(WHAT TO WORK ON): What is needed is the run of lines from the one with "Extract all readable text from this page." through the close of the data, set down exactly.

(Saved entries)
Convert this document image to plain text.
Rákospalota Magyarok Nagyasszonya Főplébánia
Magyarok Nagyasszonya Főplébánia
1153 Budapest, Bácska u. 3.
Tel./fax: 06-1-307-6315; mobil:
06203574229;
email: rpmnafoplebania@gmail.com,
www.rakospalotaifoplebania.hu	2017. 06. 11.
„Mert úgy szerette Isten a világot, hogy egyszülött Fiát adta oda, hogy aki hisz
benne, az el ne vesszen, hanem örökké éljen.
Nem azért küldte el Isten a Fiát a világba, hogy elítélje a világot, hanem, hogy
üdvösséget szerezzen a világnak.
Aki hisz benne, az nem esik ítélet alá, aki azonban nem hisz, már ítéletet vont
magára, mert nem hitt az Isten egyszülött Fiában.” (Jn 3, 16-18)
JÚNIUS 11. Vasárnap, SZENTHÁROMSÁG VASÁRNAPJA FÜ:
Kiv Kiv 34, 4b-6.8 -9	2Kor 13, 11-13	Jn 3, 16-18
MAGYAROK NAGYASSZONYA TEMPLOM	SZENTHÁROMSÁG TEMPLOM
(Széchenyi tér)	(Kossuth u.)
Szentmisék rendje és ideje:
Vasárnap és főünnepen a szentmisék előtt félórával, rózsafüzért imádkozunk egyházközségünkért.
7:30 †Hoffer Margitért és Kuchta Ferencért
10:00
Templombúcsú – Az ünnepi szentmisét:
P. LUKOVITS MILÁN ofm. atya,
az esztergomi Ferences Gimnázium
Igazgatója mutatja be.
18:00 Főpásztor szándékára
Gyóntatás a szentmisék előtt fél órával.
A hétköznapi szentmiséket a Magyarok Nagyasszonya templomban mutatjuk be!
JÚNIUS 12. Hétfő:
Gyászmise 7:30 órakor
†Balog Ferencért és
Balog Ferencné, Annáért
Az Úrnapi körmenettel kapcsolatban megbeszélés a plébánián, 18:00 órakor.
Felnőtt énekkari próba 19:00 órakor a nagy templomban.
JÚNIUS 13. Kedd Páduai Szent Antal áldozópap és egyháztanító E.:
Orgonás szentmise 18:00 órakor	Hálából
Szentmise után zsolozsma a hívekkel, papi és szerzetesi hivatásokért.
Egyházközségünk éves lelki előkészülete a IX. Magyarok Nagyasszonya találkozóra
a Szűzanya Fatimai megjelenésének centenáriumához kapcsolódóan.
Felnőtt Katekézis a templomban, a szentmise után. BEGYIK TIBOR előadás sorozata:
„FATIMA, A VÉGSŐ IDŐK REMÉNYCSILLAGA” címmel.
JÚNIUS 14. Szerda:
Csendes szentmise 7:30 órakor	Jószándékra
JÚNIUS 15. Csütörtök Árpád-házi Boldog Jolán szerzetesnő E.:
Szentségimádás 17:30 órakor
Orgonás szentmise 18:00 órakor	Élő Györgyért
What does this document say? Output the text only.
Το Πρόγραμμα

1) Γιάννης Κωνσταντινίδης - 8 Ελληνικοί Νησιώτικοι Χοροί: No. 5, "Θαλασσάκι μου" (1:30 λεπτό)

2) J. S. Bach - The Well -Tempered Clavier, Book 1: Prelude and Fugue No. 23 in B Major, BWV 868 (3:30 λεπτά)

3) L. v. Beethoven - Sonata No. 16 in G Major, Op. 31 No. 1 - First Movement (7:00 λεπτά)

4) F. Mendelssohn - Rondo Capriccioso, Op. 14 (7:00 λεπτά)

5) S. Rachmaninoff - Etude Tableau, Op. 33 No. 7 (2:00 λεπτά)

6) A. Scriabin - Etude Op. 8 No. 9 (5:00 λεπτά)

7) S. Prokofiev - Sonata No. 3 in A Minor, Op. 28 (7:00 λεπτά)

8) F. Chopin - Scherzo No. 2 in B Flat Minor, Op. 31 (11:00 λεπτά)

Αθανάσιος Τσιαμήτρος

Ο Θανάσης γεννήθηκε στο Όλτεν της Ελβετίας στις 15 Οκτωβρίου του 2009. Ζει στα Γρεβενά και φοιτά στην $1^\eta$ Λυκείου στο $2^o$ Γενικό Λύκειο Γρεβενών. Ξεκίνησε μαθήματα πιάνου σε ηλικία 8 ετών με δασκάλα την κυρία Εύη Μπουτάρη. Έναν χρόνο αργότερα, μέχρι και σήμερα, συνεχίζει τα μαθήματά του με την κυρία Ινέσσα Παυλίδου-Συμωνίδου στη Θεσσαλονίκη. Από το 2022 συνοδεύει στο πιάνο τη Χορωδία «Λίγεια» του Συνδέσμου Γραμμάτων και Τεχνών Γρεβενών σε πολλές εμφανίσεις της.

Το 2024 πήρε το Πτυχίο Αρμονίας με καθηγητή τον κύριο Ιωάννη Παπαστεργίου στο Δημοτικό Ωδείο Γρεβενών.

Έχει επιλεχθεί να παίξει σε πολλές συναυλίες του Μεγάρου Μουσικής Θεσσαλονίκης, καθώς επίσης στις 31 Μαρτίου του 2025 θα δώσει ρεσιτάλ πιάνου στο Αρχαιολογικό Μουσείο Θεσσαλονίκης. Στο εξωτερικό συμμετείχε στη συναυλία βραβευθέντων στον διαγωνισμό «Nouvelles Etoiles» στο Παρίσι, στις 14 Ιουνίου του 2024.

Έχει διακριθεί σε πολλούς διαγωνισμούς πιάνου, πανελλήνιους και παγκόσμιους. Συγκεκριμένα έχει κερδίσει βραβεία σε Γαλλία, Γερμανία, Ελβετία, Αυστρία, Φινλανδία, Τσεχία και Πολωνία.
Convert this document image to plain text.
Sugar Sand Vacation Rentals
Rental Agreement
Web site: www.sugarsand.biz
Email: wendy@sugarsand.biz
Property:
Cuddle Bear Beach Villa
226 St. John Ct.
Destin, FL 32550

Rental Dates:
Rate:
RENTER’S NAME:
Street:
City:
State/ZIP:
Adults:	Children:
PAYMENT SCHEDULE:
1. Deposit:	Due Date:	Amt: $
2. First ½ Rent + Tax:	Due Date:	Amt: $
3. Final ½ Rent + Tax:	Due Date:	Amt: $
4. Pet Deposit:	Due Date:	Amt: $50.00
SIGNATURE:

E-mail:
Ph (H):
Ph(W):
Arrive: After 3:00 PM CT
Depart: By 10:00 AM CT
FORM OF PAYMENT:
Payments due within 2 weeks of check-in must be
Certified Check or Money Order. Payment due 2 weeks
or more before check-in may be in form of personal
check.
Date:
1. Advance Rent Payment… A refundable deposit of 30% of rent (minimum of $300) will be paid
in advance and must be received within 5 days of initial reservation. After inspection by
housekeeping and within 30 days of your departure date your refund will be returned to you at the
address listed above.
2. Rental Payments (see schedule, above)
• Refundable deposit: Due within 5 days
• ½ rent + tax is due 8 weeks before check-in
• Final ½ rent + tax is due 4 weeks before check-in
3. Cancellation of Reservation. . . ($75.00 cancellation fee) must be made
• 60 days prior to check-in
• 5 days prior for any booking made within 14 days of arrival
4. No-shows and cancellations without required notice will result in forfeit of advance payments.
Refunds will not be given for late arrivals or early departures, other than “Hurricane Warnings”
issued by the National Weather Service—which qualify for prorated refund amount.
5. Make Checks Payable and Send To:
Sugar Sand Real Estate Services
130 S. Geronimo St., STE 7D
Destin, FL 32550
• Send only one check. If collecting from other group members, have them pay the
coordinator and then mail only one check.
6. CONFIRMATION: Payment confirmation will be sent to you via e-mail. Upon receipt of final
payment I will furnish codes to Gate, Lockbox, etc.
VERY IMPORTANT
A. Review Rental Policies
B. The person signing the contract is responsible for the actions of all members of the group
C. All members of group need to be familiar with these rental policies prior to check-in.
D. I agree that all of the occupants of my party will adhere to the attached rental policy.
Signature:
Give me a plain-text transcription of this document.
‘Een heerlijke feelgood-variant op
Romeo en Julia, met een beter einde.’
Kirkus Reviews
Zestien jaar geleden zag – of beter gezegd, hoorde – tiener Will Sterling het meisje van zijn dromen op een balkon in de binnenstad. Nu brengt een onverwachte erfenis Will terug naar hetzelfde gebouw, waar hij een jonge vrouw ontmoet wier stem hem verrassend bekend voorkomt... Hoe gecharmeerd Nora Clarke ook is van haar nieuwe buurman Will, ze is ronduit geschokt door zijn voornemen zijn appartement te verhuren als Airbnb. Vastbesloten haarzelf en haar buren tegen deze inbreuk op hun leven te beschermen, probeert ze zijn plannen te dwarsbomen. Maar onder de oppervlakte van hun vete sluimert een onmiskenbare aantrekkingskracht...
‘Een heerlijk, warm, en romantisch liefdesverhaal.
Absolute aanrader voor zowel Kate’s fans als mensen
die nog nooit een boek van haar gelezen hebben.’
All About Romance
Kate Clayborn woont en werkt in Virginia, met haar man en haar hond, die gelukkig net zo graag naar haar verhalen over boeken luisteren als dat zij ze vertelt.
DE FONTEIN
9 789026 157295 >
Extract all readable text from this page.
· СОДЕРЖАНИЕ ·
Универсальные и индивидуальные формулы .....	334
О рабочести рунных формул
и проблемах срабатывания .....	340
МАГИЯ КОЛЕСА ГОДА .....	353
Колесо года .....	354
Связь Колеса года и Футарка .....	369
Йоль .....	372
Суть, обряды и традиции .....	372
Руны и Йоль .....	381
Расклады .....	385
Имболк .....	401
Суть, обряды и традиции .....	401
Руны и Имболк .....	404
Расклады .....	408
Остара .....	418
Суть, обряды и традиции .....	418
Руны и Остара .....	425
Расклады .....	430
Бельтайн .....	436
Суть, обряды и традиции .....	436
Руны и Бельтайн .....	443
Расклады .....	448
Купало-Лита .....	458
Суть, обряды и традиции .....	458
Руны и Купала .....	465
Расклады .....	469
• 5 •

(SOLVED PROBLEM):
Extract all readable text from this page.
· СОДЕРЖАНИЕ ·
Универсальные и индивидуальные формулы .....	334
О рабочести рунных формул
и проблемах срабатывания .....	340
МАГИЯ КОЛЕСА ГОДА .....	353
Колесо года .....	354
Связь Колеса года и Футарка .....	369
Йоль .....	372
Суть, обряды и традиции .....	372
Руны и Йоль .....	381
Расклады .....	385
Имболк .....	401
Суть, обряды и традиции .....	401
Руны и Имболк .....	404
Расклады .....	408
Остара .....	418
Суть, обряды и традиции .....	418
Руны и Остара .....	425
Расклады .....	430
Бельтайн .....	436
Суть, обряды и традиции .....	436
Руны и Бельтайн .....	443
Расклады .....	448
Купало-Лита .....	458
Суть, обряды и традиции .....	458
Руны и Купала .....	465
Расклады .....	469
• 5 •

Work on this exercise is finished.